= RECORDS SHOWN =
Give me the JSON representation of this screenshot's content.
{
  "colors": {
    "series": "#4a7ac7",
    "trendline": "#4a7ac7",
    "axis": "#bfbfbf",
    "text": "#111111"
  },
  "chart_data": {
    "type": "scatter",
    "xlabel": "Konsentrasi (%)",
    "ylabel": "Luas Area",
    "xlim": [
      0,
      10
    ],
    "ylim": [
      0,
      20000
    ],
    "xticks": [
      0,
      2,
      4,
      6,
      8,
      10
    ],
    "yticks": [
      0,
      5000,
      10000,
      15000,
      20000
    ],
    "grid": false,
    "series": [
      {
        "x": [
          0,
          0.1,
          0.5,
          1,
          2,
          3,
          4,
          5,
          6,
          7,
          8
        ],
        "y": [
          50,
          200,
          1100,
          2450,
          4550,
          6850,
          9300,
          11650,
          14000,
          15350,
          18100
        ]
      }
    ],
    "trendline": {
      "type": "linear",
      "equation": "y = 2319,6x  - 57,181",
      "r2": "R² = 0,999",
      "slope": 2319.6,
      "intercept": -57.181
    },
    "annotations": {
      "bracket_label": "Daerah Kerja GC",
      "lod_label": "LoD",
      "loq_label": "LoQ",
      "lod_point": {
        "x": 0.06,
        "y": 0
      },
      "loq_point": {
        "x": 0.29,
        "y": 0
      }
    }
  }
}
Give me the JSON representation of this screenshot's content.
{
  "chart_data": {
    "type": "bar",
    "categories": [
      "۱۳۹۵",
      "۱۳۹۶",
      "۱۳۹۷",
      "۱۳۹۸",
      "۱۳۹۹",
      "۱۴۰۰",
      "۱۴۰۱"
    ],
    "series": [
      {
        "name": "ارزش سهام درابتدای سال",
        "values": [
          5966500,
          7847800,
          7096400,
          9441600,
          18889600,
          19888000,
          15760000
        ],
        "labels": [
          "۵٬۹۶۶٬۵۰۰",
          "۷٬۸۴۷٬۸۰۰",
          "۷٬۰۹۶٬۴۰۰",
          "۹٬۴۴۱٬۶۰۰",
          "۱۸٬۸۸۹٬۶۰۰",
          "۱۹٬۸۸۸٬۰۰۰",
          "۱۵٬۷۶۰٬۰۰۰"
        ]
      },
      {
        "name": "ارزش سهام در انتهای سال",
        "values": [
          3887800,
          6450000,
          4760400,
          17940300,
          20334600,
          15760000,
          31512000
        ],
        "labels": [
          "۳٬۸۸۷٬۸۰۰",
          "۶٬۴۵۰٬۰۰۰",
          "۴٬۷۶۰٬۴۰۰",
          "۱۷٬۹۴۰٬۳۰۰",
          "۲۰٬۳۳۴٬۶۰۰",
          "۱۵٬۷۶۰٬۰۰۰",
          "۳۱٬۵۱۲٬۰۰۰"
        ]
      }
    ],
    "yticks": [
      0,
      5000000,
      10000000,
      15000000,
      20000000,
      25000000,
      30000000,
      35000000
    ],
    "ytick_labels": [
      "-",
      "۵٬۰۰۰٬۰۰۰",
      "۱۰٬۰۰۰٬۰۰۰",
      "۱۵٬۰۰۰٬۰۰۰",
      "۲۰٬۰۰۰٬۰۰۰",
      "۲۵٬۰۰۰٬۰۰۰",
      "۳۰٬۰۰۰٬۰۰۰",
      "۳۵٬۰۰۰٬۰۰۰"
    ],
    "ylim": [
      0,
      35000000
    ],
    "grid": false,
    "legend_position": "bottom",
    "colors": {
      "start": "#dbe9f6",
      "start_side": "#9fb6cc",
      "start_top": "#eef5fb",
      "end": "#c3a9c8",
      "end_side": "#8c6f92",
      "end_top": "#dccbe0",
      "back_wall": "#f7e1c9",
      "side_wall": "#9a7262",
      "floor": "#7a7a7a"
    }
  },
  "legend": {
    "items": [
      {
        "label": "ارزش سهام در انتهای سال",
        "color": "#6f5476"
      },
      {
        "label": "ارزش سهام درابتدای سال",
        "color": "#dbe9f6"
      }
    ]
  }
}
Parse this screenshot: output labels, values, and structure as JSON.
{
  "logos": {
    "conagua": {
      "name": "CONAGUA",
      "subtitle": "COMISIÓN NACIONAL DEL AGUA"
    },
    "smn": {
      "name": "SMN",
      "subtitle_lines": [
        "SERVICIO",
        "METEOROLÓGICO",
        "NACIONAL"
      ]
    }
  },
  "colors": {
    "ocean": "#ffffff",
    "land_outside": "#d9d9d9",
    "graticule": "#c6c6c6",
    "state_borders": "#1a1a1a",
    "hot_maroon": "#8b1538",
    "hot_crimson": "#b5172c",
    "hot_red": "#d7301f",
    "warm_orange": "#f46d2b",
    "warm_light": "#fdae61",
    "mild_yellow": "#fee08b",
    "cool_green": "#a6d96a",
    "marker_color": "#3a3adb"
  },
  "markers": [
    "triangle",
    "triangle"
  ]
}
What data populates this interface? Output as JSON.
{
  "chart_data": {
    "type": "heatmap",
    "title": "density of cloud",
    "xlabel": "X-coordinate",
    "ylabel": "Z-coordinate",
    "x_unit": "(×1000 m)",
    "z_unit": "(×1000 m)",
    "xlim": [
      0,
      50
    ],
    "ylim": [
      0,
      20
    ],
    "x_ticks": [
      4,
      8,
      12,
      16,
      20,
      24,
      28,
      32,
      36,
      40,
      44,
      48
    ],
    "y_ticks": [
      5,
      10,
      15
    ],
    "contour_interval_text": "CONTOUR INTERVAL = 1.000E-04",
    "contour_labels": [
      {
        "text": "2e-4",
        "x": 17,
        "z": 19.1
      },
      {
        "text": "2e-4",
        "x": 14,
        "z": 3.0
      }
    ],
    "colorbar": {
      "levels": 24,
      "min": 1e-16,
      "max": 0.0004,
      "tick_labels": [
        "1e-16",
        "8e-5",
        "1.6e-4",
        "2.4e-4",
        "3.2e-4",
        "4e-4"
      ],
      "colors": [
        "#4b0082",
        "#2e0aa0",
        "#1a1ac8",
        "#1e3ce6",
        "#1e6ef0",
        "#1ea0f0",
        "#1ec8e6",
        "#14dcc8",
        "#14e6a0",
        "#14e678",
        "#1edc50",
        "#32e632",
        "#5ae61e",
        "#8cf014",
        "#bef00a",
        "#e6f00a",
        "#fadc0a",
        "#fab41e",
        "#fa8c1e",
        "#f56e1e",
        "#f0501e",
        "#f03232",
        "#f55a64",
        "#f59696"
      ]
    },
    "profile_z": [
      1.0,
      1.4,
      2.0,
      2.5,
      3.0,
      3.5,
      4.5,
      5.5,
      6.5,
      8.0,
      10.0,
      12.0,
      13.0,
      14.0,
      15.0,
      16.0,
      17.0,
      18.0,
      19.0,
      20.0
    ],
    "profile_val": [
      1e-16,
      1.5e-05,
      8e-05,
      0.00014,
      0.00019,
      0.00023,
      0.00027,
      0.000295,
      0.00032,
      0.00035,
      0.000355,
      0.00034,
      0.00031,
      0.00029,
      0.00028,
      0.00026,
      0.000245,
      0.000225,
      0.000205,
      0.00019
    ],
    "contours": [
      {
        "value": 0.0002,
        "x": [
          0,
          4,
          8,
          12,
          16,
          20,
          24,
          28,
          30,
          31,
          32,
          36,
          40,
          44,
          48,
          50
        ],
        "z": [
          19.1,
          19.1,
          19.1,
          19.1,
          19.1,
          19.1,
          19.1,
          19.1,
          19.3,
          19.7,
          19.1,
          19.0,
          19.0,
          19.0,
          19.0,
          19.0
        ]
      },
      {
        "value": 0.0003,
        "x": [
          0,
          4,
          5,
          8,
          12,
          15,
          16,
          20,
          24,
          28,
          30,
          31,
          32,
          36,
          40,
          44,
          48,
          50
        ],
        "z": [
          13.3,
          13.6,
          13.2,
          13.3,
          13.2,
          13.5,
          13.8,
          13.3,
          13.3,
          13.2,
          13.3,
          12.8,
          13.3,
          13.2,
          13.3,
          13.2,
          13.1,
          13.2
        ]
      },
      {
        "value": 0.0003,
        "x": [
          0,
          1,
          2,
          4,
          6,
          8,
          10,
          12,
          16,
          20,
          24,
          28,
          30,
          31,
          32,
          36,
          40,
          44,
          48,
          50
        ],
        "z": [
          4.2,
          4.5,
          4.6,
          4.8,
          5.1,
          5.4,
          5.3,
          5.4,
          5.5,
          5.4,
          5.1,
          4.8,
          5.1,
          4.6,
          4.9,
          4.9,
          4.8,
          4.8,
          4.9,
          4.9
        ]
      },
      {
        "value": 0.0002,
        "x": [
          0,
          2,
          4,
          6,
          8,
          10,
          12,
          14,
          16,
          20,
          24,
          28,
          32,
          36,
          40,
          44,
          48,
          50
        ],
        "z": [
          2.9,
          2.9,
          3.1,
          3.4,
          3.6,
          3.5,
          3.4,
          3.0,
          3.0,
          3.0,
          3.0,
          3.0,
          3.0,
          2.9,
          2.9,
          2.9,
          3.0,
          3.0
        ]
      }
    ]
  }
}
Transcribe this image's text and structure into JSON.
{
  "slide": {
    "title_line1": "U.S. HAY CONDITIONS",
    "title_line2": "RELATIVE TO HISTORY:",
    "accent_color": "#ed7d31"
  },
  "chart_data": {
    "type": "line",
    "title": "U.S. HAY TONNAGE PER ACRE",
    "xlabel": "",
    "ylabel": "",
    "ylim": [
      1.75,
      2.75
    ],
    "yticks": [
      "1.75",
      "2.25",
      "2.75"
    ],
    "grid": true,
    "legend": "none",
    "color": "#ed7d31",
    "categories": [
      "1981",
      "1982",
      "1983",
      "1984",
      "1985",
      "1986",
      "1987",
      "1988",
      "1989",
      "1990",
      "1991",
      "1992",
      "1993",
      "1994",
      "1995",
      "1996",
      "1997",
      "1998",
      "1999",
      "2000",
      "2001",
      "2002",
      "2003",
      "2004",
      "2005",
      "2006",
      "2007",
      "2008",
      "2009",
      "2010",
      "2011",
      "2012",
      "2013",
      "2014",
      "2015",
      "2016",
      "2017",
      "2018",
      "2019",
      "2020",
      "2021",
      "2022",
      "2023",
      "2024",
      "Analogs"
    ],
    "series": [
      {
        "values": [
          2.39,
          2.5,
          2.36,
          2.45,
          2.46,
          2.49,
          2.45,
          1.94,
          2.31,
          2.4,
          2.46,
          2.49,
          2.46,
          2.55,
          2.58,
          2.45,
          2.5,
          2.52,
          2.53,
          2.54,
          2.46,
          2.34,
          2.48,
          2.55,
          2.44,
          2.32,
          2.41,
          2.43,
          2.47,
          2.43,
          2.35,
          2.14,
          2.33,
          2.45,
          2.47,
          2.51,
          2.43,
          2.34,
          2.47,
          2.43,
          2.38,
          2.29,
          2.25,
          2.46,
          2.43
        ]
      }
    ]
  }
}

= THE EXERCISE =
Pick out each line in the material containing "ylabel".

= COMPLETED EXERCISE =
    "ylabel": "Luas Area",
    "ylabel": "Z-coordinate",
    "ylabel": "",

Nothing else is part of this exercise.